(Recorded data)
"""

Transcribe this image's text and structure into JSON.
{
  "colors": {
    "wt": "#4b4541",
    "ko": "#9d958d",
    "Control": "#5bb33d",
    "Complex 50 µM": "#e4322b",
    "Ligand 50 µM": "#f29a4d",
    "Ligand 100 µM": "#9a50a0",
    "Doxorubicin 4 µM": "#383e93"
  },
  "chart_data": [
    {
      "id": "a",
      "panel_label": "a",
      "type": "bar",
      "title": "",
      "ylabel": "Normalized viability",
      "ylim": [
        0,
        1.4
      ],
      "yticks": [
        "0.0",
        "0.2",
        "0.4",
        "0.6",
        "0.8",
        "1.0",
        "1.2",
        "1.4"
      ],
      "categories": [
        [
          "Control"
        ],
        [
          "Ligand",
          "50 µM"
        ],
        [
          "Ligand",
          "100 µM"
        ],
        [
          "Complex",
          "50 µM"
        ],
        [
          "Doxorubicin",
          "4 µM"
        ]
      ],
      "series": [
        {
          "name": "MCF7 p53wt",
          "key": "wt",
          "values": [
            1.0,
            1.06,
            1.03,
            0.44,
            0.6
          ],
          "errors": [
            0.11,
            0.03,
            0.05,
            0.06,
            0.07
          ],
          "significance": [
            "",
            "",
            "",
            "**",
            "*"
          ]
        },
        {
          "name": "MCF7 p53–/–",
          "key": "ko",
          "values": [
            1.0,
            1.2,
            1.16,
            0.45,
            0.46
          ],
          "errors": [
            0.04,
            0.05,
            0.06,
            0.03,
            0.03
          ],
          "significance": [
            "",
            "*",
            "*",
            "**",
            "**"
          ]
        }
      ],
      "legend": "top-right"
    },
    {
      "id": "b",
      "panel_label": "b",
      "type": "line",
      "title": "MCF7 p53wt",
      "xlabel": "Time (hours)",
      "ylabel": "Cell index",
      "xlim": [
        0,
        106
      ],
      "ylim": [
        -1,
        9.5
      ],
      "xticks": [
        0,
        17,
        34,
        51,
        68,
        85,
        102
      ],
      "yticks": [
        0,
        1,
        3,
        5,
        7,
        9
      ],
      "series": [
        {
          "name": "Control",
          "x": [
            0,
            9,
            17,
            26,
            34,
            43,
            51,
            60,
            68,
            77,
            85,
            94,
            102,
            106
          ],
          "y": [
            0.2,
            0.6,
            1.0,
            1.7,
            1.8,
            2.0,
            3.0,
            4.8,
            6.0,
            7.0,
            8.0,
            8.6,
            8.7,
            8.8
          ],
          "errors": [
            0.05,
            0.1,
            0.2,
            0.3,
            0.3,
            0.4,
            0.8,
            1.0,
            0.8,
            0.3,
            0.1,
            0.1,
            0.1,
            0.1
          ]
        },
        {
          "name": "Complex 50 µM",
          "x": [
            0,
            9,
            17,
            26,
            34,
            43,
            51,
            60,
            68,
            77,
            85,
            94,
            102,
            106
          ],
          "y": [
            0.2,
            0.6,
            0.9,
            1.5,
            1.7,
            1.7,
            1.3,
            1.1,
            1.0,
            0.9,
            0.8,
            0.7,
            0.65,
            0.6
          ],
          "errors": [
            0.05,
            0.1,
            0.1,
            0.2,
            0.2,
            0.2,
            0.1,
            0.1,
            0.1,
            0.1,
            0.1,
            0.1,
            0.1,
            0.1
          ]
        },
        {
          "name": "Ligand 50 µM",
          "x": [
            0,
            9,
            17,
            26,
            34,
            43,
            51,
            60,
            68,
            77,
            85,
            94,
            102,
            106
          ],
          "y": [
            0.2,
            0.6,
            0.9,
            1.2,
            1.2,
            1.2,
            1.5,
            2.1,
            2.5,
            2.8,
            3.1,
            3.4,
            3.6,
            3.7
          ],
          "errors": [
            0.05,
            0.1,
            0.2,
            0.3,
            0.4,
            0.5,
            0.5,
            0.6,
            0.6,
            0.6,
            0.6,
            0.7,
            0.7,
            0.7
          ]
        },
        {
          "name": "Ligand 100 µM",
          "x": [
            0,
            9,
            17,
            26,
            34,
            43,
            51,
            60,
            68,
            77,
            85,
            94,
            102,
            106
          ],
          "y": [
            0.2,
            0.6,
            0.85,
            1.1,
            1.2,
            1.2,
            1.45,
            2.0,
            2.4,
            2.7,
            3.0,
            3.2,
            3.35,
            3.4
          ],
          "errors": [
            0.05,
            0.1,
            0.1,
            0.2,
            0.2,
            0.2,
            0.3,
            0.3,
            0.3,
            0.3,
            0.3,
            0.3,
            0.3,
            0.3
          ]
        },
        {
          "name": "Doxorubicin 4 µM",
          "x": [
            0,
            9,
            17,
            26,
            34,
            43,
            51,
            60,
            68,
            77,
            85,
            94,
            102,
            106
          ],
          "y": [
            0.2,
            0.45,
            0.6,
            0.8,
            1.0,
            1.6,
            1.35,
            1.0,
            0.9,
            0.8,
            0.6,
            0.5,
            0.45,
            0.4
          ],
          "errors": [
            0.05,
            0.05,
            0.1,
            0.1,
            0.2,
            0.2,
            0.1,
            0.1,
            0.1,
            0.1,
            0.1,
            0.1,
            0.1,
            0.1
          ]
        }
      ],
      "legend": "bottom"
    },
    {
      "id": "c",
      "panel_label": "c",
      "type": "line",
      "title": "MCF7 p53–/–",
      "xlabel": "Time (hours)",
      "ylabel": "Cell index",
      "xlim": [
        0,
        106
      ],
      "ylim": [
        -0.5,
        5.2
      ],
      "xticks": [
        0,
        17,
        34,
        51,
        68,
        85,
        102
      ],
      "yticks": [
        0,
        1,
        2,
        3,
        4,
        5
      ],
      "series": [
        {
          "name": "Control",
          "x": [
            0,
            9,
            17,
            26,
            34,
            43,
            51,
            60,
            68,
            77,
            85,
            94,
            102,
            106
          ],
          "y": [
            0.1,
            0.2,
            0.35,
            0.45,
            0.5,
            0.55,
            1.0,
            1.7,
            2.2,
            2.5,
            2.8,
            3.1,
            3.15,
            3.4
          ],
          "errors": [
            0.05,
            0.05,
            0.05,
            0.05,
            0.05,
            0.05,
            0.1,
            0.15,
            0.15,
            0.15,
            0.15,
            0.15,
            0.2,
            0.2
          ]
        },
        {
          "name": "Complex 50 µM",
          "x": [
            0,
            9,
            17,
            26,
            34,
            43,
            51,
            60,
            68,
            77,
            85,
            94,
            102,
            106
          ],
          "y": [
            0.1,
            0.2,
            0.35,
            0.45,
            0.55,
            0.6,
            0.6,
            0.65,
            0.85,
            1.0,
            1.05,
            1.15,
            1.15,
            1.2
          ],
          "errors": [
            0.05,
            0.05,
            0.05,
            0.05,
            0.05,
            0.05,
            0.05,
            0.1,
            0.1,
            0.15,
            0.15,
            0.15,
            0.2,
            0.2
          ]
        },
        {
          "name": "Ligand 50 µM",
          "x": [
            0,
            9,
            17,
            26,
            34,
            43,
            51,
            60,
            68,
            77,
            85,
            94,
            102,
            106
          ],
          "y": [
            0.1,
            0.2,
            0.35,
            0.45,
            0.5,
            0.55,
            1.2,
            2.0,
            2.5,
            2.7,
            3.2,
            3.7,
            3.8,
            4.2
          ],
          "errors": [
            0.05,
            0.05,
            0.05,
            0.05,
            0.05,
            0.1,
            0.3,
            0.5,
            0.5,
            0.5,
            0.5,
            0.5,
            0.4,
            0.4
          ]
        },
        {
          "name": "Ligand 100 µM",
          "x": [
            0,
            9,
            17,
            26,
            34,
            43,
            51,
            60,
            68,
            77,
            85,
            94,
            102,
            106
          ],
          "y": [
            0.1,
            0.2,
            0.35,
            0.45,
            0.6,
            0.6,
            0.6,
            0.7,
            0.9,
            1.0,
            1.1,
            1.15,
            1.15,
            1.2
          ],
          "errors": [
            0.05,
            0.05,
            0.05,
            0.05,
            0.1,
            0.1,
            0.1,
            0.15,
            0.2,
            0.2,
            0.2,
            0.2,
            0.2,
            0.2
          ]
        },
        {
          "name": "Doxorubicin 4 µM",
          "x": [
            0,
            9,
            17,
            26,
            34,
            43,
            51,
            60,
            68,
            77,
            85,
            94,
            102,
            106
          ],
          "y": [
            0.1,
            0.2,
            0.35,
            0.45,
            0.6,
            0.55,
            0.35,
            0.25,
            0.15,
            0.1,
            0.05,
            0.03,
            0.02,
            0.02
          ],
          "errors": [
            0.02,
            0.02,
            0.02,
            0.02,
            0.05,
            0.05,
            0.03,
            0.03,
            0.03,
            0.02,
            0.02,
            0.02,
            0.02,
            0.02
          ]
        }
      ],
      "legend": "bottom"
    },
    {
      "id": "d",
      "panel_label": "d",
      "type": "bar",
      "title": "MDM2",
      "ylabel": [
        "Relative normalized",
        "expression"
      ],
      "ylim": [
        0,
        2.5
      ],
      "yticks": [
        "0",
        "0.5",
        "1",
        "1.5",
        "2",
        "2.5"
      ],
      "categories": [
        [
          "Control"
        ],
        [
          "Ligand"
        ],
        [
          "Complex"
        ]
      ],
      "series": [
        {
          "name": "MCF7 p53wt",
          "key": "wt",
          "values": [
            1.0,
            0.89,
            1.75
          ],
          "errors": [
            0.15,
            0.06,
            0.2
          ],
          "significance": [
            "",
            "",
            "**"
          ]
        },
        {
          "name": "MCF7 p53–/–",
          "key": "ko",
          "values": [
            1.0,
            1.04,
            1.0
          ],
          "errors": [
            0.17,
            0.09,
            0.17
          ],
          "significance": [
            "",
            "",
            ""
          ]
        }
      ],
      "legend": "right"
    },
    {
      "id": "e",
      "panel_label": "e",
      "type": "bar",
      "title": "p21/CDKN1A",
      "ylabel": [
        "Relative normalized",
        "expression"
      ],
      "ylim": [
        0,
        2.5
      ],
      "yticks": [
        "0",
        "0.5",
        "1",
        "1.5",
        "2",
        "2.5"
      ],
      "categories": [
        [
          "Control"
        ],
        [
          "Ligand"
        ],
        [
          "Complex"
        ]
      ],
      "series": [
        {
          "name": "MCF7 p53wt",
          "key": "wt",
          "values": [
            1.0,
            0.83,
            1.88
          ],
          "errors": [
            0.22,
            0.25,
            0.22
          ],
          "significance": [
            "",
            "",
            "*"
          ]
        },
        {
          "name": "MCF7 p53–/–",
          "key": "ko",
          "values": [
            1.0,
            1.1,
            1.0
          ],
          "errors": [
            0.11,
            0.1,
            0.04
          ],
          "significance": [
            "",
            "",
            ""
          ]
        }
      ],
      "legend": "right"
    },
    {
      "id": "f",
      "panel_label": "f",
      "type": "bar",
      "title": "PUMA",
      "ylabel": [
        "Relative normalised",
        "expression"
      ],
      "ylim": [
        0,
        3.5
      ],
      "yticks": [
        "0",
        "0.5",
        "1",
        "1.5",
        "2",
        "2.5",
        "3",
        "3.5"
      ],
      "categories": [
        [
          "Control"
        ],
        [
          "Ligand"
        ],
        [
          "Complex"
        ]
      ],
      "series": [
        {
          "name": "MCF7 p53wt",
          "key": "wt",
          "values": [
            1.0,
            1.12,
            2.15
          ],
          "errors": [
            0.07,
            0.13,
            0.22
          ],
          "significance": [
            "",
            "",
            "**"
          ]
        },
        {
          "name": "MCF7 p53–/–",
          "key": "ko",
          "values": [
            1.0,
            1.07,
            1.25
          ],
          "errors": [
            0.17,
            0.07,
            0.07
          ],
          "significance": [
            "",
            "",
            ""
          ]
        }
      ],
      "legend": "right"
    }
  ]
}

"""

▸ **Aim of the task**: Of the lines in the listing above, how many hold the string "Doxorubicin"? Reply with the number only.

▸ **Full solution**: 4